* Start INPUT *

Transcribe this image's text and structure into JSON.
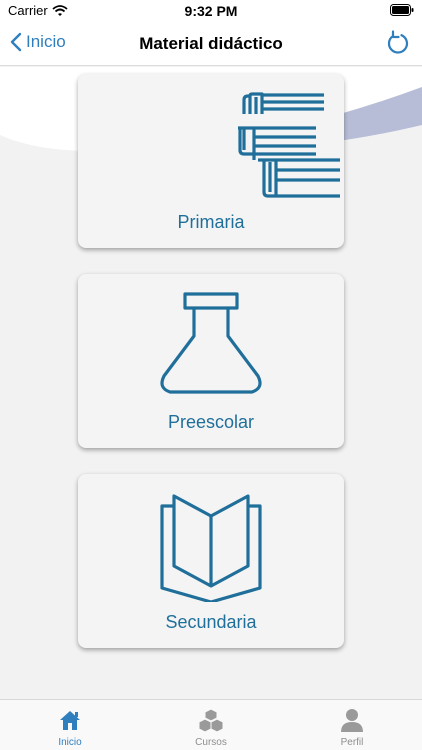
{
  "status_bar": {
    "carrier": "Carrier",
    "time": "9:32 PM"
  },
  "nav": {
    "back_label": "Inicio",
    "title": "Material didáctico"
  },
  "cards": [
    {
      "label": "Primaria",
      "icon": "books-icon"
    },
    {
      "label": "Preescolar",
      "icon": "flask-icon"
    },
    {
      "label": "Secundaria",
      "icon": "open-book-icon"
    }
  ],
  "tabs": [
    {
      "label": "Inicio",
      "icon": "home-icon",
      "active": true
    },
    {
      "label": "Cursos",
      "icon": "cubes-icon",
      "active": false
    },
    {
      "label": "Perfil",
      "icon": "person-icon",
      "active": false
    }
  ],
  "colors": {
    "accent": "#2f7fbf",
    "icon": "#1f6f9a",
    "inactive": "#8e8e8e",
    "swoosh": "#b7bdd6"
  }
}
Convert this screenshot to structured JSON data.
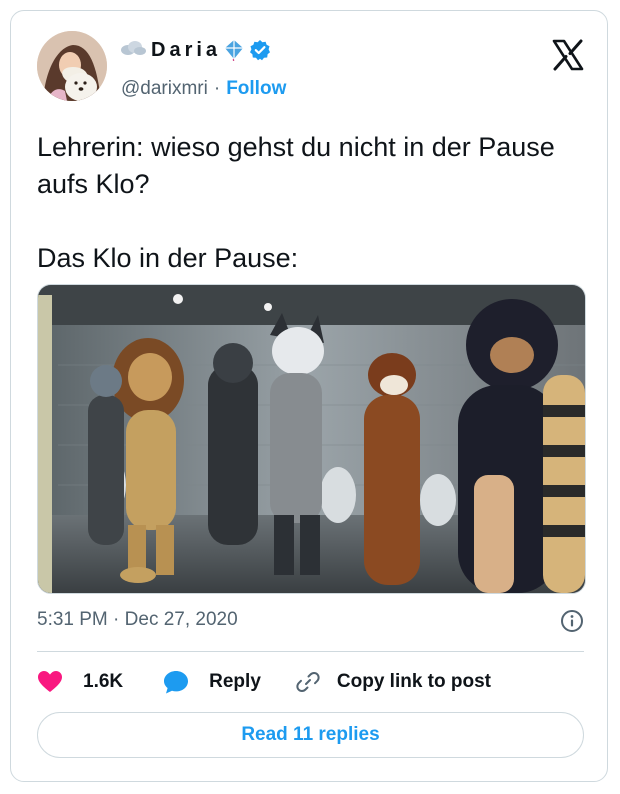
{
  "author": {
    "display_name": "Daria",
    "handle": "@darixmri",
    "separator": "·",
    "follow_label": "Follow"
  },
  "tweet": {
    "lines": [
      "Lehrerin: wieso gehst du nicht in der Pause aufs Klo?",
      "Das Klo in der Pause:"
    ]
  },
  "meta": {
    "time": "5:31 PM",
    "separator": "·",
    "date": "Dec 27, 2020"
  },
  "actions": {
    "likes": "1.6K",
    "reply_label": "Reply",
    "copy_label": "Copy link to post"
  },
  "read_replies_label": "Read 11 replies",
  "colors": {
    "accent": "#1d9bf0",
    "like": "#f91880",
    "text": "#0f1419",
    "muted": "#536471",
    "border": "#cfd9de"
  },
  "icons": [
    "x-logo-icon",
    "verified-badge-icon",
    "kite-icon",
    "cloud-icon",
    "info-icon",
    "heart-icon",
    "reply-bubble-icon",
    "link-icon"
  ]
}
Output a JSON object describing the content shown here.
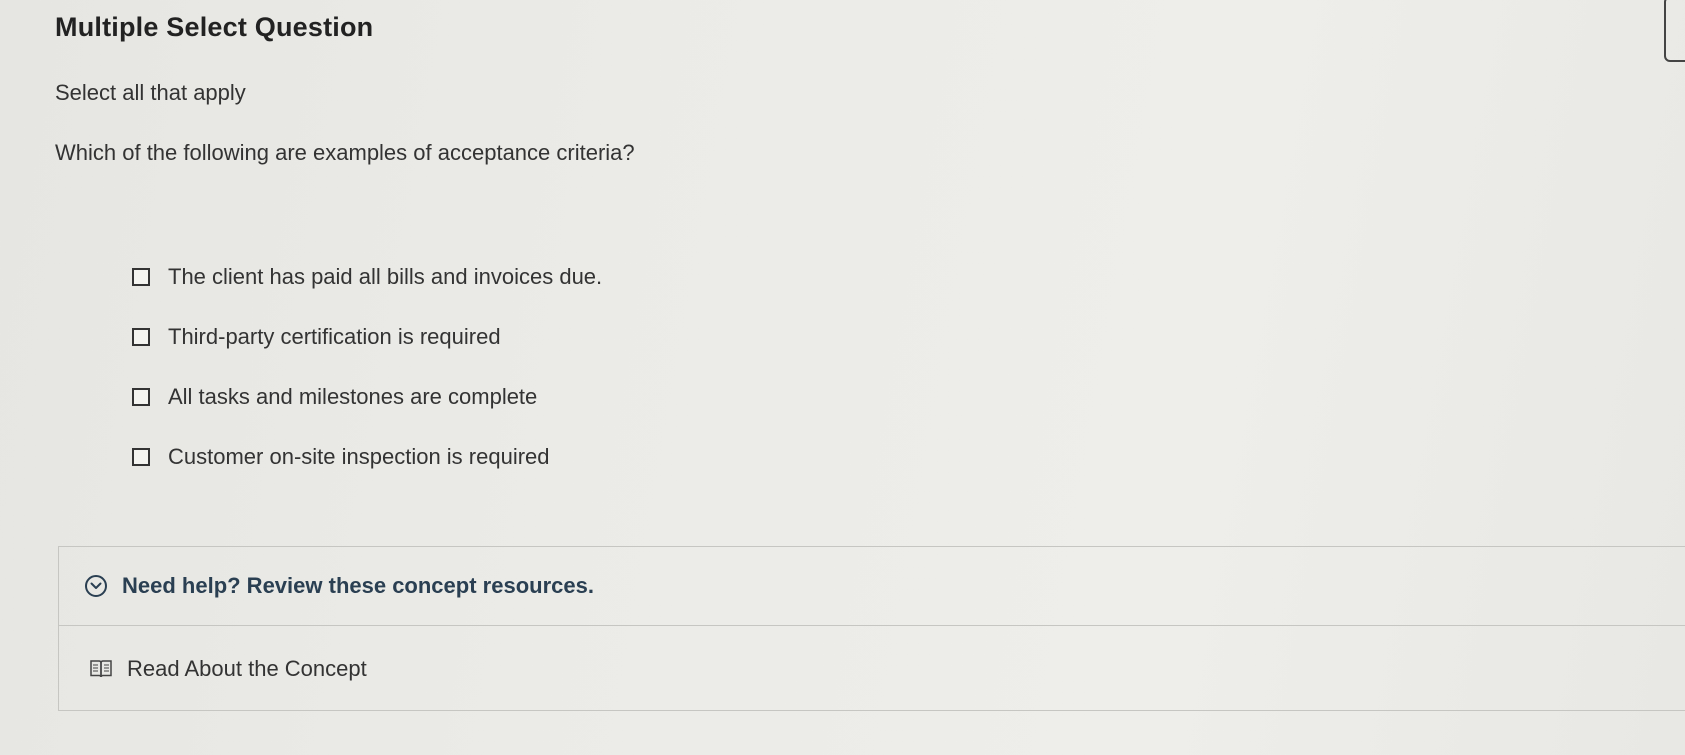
{
  "question": {
    "heading": "Multiple Select Question",
    "instruction": "Select all that apply",
    "prompt": "Which of the following are examples of acceptance criteria?",
    "choices": [
      {
        "label": "The client has paid all bills and invoices due.",
        "checked": false
      },
      {
        "label": "Third-party certification is required",
        "checked": false
      },
      {
        "label": "All tasks and milestones are complete",
        "checked": false
      },
      {
        "label": "Customer on-site inspection is required",
        "checked": false
      }
    ]
  },
  "help": {
    "title": "Need help? Review these concept resources.",
    "icon": "chevron-down-circle-icon",
    "resources": [
      {
        "label": "Read About the Concept",
        "icon": "book-icon"
      }
    ]
  },
  "colors": {
    "accent": "#2a3f52",
    "text": "#333333",
    "border": "#c6c6c2"
  }
}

* End INPUT *

WHAT YOU WILL DO: Your task is to give again, unchanged, the lines from the line that contains "Convert this screenshot" to the end of the records. Include both end lines but no pictures.

EXERCISE RESULT:
Convert this screenshot to structured JSON data.
{
  "author": {
    "display_name": "Daria",
    "handle": "@darixmri",
    "separator": "·",
    "follow_label": "Follow"
  },
  "tweet": {
    "lines": [
      "Lehrerin: wieso gehst du nicht in der Pause aufs Klo?",
      "Das Klo in der Pause:"
    ]
  },
  "meta": {
    "time": "5:31 PM",
    "separator": "·",
    "date": "Dec 27, 2020"
  },
  "actions": {
    "likes": "1.6K",
    "reply_label": "Reply",
    "copy_label": "Copy link to post"
  },
  "read_replies_label": "Read 11 replies",
  "colors": {
    "accent": "#1d9bf0",
    "like": "#f91880",
    "text": "#0f1419",
    "muted": "#536471",
    "border": "#cfd9de"
  },
  "icons": [
    "x-logo-icon",
    "verified-badge-icon",
    "kite-icon",
    "cloud-icon",
    "info-icon",
    "heart-icon",
    "reply-bubble-icon",
    "link-icon"
  ]
}
Output a JSON object describing the content shown here.
{
  "question": {
    "heading": "Multiple Select Question",
    "instruction": "Select all that apply",
    "prompt": "Which of the following are examples of acceptance criteria?",
    "choices": [
      {
        "label": "The client has paid all bills and invoices due.",
        "checked": false
      },
      {
        "label": "Third-party certification is required",
        "checked": false
      },
      {
        "label": "All tasks and milestones are complete",
        "checked": false
      },
      {
        "label": "Customer on-site inspection is required",
        "checked": false
      }
    ]
  },
  "help": {
    "title": "Need help? Review these concept resources.",
    "icon": "chevron-down-circle-icon",
    "resources": [
      {
        "label": "Read About the Concept",
        "icon": "book-icon"
      }
    ]
  },
  "colors": {
    "accent": "#2a3f52",
    "text": "#333333",
    "border": "#c6c6c2"
  }
}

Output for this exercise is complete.